Text block:
** start **
With the exception of a few hardcore racists, no one believes that today. But it was "common knowledge" at one time.

Locally, the issue of gays and blacks is being brought home by the April 5 vote in Kansas on an amendment banning same-sex marriage. Yesterday's Kansas City Star carried an article headlined Gay-marriage amendment campaigns go into action that mentioned a Memphis, Tenn.-base group called the Coalition of African-American Pastors is planning a rally in Kansas City, Kan., on the Sunday prior to the election. The website for CAAP features photos of George Bush and Bill Frist and is apparently so new that a number of its links provide an "under construction" message.

So Kansas City will come face-to-face with black clergy members acting as puppets for right-wing Republicans and the radical religious fringe.
** end **
Given exercise a:
Copy the records without changes, starting at their first line and ending at the line that contains "positive-cell-hour-22: 110 [1385, 917, 1416, 935]".

The data:
** start **
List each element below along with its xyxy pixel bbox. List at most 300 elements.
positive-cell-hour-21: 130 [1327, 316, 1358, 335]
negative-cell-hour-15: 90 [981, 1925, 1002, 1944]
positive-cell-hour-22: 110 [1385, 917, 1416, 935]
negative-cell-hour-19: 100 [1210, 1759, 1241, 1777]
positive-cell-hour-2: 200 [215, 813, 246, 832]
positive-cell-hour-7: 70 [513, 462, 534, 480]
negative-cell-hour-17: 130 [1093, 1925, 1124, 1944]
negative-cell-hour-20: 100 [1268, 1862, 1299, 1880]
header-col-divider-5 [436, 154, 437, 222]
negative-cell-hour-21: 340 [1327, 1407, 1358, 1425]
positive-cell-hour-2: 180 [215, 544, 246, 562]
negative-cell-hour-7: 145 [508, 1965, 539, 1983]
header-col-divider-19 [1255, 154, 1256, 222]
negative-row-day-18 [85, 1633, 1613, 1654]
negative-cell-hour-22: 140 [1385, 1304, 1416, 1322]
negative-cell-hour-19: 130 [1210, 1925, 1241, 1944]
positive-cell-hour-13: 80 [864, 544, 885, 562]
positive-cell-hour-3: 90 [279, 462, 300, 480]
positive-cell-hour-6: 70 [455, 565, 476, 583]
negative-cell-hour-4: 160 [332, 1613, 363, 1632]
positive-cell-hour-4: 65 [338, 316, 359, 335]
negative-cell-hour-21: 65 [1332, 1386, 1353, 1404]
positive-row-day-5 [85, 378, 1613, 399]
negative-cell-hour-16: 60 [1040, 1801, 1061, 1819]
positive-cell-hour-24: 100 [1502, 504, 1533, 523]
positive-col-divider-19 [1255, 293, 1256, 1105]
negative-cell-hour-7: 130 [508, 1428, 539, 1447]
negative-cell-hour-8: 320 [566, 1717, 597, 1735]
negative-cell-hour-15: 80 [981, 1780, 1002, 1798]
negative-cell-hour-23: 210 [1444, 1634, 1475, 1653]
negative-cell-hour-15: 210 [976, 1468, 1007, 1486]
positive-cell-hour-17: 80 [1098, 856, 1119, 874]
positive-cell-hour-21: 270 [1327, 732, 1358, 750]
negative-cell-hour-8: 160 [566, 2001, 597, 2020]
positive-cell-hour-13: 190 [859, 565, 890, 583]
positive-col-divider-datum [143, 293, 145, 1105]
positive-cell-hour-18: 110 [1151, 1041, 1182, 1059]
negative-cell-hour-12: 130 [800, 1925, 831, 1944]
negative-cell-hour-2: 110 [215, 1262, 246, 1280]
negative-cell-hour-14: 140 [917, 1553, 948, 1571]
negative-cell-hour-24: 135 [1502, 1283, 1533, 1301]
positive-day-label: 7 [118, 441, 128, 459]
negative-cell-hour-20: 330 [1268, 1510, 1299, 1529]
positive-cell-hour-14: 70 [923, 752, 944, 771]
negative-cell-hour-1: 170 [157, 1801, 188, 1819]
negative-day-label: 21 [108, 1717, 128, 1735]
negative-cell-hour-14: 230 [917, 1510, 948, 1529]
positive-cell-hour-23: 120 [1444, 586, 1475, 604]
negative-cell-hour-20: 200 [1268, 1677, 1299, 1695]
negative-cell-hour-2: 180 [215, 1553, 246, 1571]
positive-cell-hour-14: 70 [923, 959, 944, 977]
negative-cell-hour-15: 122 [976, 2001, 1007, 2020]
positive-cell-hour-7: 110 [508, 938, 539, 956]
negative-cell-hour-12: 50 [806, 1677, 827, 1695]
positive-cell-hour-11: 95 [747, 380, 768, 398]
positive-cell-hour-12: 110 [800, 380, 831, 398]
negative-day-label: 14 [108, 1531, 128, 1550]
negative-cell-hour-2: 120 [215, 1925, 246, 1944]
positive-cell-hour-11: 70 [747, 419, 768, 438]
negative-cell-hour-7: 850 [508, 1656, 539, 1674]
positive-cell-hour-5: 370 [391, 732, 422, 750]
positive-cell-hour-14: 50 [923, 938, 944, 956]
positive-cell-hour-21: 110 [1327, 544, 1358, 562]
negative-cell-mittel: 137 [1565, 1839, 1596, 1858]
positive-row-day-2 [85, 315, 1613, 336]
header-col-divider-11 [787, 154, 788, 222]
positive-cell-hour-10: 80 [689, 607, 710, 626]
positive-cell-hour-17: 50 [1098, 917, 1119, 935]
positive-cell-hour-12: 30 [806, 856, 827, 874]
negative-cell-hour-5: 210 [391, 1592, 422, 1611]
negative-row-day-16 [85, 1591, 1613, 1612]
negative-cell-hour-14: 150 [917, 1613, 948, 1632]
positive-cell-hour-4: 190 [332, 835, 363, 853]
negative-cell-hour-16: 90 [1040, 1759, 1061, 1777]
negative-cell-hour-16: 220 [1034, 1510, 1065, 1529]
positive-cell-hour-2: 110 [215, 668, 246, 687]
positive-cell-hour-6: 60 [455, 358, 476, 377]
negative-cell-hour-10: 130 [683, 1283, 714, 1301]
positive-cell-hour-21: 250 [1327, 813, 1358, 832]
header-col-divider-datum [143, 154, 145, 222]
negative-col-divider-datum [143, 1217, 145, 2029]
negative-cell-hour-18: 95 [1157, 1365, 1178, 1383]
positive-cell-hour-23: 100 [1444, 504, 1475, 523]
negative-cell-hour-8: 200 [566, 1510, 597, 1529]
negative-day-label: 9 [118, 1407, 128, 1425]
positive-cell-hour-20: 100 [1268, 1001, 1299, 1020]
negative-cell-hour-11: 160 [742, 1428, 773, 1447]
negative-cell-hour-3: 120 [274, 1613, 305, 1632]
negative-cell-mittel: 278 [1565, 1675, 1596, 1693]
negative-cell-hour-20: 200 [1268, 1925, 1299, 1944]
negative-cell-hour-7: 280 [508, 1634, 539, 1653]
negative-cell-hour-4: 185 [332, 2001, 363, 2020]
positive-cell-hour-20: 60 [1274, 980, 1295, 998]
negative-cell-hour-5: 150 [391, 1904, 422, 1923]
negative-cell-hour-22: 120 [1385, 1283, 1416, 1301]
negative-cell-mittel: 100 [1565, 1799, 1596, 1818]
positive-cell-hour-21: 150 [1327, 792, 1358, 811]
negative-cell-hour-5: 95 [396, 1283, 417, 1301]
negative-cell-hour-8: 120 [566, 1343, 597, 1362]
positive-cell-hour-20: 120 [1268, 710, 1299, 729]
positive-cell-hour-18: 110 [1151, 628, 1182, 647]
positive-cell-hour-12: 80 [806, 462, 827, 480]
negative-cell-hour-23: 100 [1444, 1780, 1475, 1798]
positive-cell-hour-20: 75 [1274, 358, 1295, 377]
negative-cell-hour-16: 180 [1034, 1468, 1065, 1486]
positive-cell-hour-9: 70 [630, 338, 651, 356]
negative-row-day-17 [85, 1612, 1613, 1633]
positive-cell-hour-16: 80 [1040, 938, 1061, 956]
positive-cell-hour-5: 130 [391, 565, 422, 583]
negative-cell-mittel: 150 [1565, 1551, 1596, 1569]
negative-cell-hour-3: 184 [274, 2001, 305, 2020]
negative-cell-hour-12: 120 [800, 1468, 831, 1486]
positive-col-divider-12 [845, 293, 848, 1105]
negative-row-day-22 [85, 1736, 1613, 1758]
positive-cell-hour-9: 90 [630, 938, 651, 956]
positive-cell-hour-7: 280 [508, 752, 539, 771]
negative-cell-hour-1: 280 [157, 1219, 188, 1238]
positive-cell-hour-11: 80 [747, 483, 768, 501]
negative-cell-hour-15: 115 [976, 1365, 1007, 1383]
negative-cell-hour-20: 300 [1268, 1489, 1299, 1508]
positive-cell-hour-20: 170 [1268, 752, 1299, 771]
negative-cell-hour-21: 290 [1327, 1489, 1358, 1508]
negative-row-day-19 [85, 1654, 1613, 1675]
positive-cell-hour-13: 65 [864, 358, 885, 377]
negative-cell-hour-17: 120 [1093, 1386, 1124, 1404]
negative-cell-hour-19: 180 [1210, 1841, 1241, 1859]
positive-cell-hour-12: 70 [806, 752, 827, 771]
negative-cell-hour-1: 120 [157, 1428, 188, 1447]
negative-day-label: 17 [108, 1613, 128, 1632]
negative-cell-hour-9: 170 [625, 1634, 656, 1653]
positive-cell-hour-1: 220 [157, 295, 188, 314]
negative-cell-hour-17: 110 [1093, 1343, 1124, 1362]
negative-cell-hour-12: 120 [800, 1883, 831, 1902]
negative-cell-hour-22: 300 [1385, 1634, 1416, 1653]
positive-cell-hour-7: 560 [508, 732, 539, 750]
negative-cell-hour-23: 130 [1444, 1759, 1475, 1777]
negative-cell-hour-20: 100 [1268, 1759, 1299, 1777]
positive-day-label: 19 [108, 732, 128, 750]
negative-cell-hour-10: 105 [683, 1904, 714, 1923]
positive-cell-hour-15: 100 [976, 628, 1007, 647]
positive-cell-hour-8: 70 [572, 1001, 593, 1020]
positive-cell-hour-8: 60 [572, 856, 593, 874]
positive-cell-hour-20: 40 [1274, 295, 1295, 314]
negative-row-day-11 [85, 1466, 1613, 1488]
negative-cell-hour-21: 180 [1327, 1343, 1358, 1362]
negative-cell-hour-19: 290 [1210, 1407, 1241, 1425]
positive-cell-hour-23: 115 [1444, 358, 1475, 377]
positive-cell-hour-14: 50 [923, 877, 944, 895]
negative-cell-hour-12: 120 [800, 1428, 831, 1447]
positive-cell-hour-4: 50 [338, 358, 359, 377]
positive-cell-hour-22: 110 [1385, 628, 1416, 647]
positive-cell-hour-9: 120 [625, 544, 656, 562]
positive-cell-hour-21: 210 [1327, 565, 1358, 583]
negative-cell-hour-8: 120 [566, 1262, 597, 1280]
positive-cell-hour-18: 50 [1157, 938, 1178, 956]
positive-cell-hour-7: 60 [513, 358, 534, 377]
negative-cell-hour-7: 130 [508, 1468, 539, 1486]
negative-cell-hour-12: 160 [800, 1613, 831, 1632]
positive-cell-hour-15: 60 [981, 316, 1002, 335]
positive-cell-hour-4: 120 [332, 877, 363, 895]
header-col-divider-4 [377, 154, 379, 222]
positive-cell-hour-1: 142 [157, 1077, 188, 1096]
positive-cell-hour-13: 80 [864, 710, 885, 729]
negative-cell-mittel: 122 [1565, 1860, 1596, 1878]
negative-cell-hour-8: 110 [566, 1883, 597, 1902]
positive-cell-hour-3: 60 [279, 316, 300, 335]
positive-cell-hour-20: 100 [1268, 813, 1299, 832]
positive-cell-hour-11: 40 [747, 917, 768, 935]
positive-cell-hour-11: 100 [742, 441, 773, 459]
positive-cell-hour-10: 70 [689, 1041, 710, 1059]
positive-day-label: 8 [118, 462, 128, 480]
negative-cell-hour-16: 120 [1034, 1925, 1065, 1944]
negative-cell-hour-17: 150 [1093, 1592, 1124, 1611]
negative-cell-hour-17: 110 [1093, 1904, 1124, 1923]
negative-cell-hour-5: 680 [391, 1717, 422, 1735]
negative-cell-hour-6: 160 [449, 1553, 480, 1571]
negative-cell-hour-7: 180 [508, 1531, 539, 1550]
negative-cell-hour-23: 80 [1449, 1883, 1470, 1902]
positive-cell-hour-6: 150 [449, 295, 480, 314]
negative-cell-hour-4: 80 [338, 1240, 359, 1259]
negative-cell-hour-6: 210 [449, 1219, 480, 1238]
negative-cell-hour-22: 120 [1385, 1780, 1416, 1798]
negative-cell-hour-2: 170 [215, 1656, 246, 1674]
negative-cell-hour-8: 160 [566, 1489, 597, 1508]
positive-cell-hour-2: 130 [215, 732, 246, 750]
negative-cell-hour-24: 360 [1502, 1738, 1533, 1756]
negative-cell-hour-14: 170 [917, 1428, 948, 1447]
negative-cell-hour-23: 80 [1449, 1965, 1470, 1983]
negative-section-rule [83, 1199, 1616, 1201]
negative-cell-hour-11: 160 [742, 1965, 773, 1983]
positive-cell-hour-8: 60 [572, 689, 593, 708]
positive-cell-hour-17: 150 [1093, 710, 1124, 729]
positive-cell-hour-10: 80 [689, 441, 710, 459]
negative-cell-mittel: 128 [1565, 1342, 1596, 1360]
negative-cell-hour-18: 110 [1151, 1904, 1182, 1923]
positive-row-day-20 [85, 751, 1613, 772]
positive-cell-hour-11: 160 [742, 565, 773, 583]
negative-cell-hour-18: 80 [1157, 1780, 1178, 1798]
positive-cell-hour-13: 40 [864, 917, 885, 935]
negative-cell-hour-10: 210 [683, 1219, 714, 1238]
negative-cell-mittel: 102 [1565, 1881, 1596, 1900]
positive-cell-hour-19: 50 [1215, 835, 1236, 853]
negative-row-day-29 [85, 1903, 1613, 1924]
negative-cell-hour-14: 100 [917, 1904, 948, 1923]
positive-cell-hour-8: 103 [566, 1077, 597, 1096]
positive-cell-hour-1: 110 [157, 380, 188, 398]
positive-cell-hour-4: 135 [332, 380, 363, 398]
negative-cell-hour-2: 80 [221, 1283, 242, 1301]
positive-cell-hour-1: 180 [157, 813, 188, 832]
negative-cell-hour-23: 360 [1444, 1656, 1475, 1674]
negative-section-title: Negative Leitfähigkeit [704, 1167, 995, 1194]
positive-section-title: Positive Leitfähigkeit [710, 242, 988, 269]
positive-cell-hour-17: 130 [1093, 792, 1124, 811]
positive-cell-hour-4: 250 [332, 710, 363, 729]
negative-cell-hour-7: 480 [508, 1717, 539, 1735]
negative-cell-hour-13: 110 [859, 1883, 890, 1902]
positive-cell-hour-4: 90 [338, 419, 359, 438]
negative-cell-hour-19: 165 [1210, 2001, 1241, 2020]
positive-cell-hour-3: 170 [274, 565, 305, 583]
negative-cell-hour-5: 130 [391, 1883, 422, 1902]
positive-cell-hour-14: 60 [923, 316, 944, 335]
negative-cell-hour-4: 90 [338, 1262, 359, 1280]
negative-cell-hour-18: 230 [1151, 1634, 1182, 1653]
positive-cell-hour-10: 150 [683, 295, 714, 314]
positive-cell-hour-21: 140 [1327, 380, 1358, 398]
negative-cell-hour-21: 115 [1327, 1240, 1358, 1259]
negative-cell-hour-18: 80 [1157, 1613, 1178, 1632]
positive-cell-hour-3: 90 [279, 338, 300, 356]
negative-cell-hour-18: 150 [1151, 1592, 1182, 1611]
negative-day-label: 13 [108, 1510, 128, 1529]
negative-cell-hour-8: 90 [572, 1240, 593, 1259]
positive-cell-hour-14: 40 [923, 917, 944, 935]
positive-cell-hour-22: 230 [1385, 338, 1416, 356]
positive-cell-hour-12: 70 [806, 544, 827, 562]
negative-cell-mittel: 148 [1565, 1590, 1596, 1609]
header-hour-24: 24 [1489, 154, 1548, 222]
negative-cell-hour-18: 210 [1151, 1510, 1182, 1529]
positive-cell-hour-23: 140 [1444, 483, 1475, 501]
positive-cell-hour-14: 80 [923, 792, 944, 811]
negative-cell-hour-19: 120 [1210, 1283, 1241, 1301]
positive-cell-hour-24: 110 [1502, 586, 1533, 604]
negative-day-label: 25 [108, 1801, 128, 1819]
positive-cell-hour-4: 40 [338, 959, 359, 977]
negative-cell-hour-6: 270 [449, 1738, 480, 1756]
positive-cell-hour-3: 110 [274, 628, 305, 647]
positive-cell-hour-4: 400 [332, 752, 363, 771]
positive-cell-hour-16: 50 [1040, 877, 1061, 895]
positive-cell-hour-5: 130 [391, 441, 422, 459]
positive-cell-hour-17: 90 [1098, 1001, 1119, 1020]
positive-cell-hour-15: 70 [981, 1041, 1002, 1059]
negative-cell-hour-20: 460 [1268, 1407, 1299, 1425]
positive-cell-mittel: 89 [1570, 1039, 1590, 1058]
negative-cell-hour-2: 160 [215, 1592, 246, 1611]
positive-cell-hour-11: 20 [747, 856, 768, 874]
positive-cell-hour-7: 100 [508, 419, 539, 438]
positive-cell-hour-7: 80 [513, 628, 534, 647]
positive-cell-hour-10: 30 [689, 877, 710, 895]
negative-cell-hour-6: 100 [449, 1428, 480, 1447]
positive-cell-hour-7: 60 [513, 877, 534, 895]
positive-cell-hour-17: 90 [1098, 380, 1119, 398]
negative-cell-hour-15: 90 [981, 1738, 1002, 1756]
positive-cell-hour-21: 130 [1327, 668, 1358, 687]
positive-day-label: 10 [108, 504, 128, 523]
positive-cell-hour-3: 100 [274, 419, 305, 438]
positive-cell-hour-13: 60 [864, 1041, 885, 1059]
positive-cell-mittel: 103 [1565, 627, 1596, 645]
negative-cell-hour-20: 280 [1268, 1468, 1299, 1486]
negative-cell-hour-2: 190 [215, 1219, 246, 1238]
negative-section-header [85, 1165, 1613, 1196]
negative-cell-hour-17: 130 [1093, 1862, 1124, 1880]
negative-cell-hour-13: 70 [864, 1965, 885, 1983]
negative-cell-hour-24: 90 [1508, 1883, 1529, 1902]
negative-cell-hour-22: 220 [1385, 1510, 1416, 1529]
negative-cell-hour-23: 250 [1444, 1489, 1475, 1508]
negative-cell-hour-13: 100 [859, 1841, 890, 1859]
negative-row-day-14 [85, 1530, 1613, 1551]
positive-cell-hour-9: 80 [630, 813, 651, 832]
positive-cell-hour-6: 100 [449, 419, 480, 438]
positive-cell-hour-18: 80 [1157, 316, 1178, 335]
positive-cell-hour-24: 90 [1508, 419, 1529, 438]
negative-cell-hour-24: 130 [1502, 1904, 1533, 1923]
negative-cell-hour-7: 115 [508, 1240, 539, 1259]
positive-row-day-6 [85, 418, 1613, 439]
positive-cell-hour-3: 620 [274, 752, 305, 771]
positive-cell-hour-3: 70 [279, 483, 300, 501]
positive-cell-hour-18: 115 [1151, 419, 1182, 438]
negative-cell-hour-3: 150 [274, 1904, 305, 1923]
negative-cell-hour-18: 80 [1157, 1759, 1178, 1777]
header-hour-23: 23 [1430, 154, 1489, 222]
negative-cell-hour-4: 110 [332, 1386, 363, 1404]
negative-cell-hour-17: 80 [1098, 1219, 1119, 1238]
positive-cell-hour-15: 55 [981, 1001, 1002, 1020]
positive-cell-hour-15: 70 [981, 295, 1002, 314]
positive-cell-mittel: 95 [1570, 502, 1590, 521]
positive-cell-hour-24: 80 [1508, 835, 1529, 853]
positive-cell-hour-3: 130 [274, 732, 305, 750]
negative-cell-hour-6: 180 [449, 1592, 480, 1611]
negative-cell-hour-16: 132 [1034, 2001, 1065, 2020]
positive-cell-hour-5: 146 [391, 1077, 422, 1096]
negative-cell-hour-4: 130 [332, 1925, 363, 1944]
** end **
Given exercise b:
Continue the text on the Kansas same-sex marriage amendment vote from its last sentence.

Exercise answer a:
List each element below along with its xyxy pixel bbox. List at most 300 elements.
positive-cell-hour-21: 130 [1327, 316, 1358, 335]
negative-cell-hour-15: 90 [981, 1925, 1002, 1944]
positive-cell-hour-22: 110 [1385, 917, 1416, 935]

Exercise answer b:
No doubt they will step up to the microphone and tell how the Bible condemns homosexuality. The irony will be lost on them how the same book was used 150 years ago to justify keeping their ancestors in chains. If they realize their new-found friends on the right used the same book 50 years ago to justify segregation and "Jim Crow" laws in the south, they won't mention it.

But as long as they are turning to the Old Testament for advice, perhaps they should take a fresh look at the story of Esau and Jacob and how Esau sold his birthright to Jacob for a single meal.

Perhaps it's not too late for them to realize that selling one's birthright seldom has a happy ending.